Search the listing for the string "Latitude" and copy every line that contains it.

----

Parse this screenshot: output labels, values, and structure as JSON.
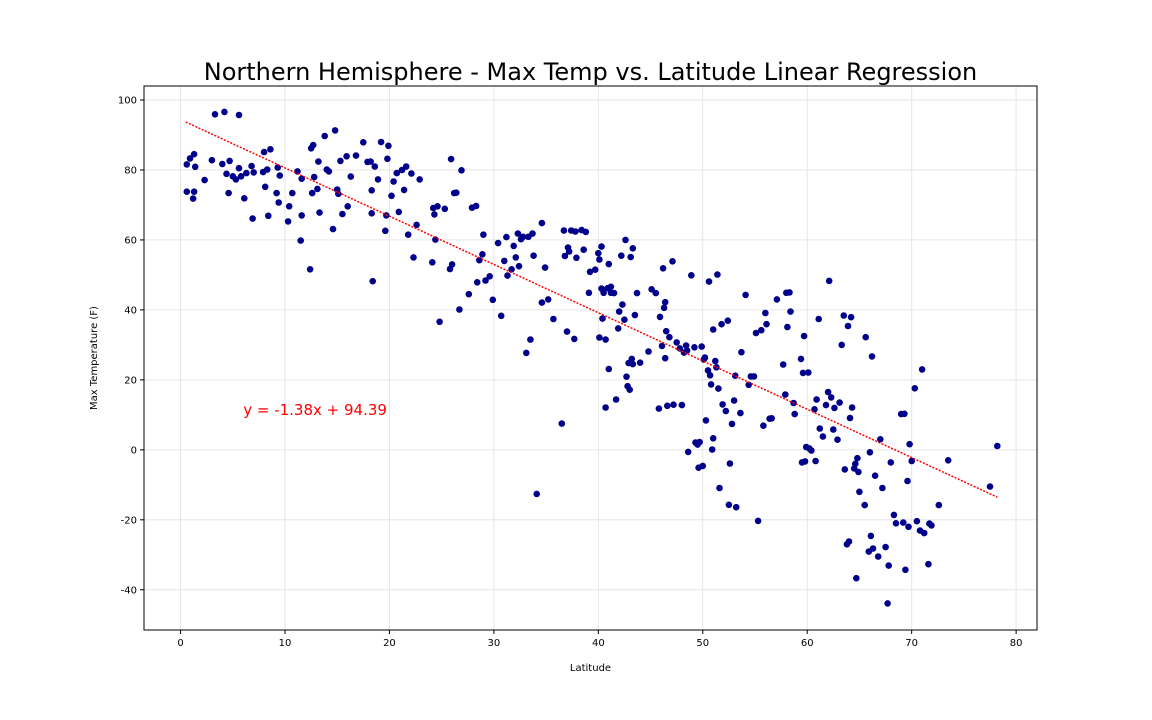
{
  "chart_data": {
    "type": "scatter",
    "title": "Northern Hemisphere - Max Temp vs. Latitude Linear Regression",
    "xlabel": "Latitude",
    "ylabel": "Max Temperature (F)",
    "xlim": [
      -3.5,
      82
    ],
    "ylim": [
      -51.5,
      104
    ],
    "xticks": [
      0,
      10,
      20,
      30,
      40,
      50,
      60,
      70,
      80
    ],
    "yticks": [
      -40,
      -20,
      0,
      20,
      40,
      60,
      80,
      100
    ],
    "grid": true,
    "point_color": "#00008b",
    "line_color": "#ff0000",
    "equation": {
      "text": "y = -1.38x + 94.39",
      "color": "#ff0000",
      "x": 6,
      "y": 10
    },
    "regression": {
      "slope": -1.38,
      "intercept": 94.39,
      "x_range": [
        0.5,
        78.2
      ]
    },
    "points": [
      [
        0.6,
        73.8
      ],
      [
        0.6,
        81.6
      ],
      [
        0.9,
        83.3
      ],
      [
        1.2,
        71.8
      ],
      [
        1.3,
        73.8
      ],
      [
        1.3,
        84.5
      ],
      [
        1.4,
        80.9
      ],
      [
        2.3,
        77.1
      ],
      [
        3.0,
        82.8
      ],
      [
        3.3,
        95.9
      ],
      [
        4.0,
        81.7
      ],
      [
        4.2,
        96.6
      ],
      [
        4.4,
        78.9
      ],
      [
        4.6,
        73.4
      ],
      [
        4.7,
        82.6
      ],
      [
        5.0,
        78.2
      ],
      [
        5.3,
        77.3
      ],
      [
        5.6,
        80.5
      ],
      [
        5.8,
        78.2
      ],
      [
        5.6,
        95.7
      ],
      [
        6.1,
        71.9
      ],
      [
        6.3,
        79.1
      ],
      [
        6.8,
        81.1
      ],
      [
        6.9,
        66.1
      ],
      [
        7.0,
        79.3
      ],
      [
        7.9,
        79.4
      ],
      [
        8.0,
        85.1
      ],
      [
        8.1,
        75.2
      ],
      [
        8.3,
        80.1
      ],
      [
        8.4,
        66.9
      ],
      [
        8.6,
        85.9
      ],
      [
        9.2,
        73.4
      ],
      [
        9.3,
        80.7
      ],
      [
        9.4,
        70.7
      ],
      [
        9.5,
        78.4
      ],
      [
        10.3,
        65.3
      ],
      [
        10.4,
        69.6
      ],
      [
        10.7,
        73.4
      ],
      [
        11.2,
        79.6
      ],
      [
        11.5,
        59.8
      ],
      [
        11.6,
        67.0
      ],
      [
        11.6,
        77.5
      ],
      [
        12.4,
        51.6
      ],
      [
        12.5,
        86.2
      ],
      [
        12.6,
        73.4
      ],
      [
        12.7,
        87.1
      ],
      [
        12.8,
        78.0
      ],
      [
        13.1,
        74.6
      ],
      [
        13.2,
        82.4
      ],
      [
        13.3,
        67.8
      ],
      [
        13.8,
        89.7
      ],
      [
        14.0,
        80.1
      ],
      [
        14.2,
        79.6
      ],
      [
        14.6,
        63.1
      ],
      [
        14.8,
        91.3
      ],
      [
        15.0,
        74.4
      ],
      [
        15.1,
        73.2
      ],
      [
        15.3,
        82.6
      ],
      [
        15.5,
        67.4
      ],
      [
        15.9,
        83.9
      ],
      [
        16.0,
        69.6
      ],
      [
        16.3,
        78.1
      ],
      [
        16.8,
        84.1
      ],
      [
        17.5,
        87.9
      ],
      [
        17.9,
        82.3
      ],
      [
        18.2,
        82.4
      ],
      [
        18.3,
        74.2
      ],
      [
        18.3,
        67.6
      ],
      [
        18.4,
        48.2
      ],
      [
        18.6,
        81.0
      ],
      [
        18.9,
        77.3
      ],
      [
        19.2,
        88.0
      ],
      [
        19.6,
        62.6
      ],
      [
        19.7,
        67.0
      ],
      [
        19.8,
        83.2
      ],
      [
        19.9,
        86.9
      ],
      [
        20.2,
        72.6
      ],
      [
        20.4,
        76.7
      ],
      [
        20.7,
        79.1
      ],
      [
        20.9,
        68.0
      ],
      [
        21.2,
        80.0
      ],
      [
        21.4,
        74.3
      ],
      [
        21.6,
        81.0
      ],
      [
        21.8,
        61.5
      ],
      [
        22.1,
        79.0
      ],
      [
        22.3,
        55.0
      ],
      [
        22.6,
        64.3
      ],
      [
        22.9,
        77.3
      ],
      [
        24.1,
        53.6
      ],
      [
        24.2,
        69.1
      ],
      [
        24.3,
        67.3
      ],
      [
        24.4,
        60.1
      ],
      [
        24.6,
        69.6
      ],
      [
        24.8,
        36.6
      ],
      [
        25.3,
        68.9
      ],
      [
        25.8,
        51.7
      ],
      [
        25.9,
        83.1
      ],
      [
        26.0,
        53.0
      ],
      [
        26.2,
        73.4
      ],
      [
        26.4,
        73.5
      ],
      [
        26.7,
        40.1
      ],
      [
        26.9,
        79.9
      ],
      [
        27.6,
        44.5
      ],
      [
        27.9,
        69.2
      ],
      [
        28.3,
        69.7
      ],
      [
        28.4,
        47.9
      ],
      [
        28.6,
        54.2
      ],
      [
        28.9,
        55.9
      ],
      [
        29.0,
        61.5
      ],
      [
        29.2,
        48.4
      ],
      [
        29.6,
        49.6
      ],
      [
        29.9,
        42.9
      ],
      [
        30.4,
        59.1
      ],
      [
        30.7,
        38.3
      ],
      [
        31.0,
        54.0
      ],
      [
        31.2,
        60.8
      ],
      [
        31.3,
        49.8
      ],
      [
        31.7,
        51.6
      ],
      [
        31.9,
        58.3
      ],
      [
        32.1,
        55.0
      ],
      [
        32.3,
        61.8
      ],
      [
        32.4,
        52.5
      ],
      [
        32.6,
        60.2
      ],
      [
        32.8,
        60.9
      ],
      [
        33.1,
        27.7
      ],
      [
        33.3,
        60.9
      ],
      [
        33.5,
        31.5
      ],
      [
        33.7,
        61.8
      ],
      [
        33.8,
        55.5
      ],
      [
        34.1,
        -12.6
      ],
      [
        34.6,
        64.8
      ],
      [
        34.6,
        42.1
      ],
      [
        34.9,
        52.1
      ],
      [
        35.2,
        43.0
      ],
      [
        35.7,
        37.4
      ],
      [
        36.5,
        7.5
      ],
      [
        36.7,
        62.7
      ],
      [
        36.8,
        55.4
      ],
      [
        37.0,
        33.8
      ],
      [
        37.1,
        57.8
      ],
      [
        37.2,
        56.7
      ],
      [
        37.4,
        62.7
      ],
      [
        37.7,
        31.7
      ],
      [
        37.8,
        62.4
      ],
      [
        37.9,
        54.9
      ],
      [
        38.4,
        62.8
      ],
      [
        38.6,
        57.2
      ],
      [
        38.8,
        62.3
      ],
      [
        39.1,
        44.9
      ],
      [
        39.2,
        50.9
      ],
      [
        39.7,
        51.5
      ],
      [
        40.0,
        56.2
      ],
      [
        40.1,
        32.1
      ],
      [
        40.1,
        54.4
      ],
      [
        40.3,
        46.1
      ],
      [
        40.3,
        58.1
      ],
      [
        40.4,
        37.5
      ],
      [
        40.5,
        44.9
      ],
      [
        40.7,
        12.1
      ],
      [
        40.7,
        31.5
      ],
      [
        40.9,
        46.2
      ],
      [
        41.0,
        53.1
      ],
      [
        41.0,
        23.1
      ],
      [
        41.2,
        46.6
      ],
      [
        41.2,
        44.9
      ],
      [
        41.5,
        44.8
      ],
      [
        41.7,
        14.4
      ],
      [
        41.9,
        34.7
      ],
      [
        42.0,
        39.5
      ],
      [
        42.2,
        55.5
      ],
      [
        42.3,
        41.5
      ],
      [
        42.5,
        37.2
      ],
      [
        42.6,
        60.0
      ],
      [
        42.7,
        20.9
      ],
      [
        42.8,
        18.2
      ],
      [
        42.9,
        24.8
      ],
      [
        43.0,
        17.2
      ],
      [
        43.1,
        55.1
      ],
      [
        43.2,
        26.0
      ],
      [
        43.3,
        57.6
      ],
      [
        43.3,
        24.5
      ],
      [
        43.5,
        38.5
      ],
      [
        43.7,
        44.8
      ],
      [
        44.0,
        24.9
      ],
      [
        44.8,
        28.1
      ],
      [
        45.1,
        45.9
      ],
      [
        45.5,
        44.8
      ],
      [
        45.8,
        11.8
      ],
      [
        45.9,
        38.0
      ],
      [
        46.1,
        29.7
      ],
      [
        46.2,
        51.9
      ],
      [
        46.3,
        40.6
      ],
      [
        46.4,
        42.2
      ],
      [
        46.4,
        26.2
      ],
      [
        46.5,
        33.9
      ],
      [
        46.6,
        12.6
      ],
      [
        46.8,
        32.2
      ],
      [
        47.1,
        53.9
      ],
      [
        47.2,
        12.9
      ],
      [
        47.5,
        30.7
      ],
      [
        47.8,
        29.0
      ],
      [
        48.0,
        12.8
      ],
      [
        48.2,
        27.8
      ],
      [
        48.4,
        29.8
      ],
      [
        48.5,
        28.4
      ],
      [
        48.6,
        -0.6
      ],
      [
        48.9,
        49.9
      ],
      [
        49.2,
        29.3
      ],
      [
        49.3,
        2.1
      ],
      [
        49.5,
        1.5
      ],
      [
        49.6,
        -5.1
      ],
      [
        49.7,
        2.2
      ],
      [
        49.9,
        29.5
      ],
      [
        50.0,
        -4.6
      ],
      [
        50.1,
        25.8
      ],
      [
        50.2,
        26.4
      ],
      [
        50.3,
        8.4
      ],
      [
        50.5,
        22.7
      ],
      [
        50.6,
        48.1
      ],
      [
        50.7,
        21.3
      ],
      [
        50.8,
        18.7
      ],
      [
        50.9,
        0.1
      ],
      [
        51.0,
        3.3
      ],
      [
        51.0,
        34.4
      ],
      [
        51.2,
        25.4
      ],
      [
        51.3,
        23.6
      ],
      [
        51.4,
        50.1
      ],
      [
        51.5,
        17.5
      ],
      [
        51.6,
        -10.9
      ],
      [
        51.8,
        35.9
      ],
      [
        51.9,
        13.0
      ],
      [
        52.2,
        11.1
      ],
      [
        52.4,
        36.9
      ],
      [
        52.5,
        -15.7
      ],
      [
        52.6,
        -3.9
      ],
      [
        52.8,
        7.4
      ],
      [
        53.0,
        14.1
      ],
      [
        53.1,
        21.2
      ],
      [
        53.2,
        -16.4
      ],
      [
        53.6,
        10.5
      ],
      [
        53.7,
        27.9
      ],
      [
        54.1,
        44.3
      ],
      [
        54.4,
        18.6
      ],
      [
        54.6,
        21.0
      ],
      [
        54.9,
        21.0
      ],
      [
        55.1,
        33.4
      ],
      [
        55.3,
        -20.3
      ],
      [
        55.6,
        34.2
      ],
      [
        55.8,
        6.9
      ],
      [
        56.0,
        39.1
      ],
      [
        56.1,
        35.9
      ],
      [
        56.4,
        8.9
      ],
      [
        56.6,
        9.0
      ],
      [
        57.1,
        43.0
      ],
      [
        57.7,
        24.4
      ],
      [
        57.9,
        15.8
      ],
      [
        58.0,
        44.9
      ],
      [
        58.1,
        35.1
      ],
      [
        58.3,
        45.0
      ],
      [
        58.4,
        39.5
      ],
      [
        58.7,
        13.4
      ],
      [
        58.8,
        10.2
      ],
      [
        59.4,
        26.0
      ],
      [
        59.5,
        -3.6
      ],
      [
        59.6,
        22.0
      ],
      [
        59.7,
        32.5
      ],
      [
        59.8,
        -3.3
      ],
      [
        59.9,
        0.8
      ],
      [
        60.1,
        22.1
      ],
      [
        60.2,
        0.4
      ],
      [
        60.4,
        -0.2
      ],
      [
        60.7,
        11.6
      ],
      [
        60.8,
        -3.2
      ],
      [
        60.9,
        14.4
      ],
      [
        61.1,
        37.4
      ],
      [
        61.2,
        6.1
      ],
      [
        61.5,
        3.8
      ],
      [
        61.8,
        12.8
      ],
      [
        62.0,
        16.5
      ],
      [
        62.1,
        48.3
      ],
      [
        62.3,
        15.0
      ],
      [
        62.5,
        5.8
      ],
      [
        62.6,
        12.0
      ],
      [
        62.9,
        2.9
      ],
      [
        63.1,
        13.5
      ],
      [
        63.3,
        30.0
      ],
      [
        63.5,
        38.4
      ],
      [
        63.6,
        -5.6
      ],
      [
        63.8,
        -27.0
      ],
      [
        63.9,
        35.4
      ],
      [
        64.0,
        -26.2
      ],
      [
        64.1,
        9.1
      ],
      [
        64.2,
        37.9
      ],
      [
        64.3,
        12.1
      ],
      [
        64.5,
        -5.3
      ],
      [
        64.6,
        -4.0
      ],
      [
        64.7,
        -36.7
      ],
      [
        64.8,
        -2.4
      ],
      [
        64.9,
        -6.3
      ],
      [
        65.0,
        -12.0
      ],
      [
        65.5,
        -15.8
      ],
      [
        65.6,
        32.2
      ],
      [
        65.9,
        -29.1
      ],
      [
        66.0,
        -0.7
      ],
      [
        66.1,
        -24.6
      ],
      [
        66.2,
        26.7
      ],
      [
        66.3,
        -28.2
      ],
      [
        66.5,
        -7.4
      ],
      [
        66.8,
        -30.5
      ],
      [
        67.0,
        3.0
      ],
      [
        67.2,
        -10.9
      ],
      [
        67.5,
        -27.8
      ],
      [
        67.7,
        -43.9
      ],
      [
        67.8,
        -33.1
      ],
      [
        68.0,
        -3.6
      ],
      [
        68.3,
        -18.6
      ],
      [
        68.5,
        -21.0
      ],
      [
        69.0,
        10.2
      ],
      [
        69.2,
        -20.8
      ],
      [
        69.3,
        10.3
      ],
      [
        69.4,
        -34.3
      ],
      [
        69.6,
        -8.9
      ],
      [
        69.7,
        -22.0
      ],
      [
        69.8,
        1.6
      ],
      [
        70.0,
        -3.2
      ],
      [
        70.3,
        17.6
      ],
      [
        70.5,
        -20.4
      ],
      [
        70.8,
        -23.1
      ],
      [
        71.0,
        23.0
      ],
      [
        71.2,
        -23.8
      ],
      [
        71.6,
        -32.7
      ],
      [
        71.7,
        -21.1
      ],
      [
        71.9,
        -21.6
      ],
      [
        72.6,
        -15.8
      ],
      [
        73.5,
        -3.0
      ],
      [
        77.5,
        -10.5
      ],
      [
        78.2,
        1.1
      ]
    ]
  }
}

----

> _Reply to the task_:
    "title": "Northern Hemisphere - Max Temp vs. Latitude Linear Regression",
    "xlabel": "Latitude",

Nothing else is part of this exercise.